Retype the data below without altering anything.
--- Start of Data lines ---
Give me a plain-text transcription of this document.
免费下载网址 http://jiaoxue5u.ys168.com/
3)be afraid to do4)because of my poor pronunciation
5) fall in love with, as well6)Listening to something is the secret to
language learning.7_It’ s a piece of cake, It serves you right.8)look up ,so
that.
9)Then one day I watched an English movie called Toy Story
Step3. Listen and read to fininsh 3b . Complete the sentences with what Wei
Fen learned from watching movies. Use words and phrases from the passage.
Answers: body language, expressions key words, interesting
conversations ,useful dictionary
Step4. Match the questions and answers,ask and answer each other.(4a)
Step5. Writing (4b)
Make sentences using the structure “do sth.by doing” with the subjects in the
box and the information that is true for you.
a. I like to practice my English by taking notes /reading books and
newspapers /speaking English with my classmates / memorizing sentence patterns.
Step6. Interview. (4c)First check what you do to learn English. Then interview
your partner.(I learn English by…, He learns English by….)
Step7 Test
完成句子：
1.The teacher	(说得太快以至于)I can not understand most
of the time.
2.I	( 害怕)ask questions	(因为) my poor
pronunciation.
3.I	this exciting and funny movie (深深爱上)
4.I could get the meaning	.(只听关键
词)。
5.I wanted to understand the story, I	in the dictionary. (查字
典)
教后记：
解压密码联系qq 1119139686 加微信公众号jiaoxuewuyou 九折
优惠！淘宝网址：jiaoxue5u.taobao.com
--- End of Data lines ---
» **Answer to this problem**:
Give me a plain-text transcription of this document.
免费下载网址 http://jiaoxue5u.ys168.com/
3)be afraid to do4)because of my poor pronunciation
5) fall in love with, as well6)Listening to something is the secret to
language learning.7_It’ s a piece of cake, It serves you right.8)look up ,so
that.
9)Then one day I watched an English movie called Toy Story
Step3. Listen and read to fininsh 3b . Complete the sentences with what Wei
Fen learned from watching movies. Use words and phrases from the passage.
Answers: body language, expressions key words, interesting
conversations ,useful dictionary
Step4. Match the questions and answers,ask and answer each other.(4a)
Step5. Writing (4b)
Make sentences using the structure “do sth.by doing” with the subjects in the
box and the information that is true for you.
a. I like to practice my English by taking notes /reading books and
newspapers /speaking English with my classmates / memorizing sentence patterns.
Step6. Interview. (4c)First check what you do to learn English. Then interview
your partner.(I learn English by…, He learns English by….)
Step7 Test
完成句子：
1.The teacher	(说得太快以至于)I can not understand most
of the time.
2.I	( 害怕)ask questions	(因为) my poor
pronunciation.
3.I	this exciting and funny movie (深深爱上)
4.I could get the meaning	.(只听关键
词)。
5.I wanted to understand the story, I	in the dictionary. (查字
典)
教后记：
解压密码联系qq 1119139686 加微信公众号jiaoxuewuyou 九折
优惠！淘宝网址：jiaoxue5u.taobao.com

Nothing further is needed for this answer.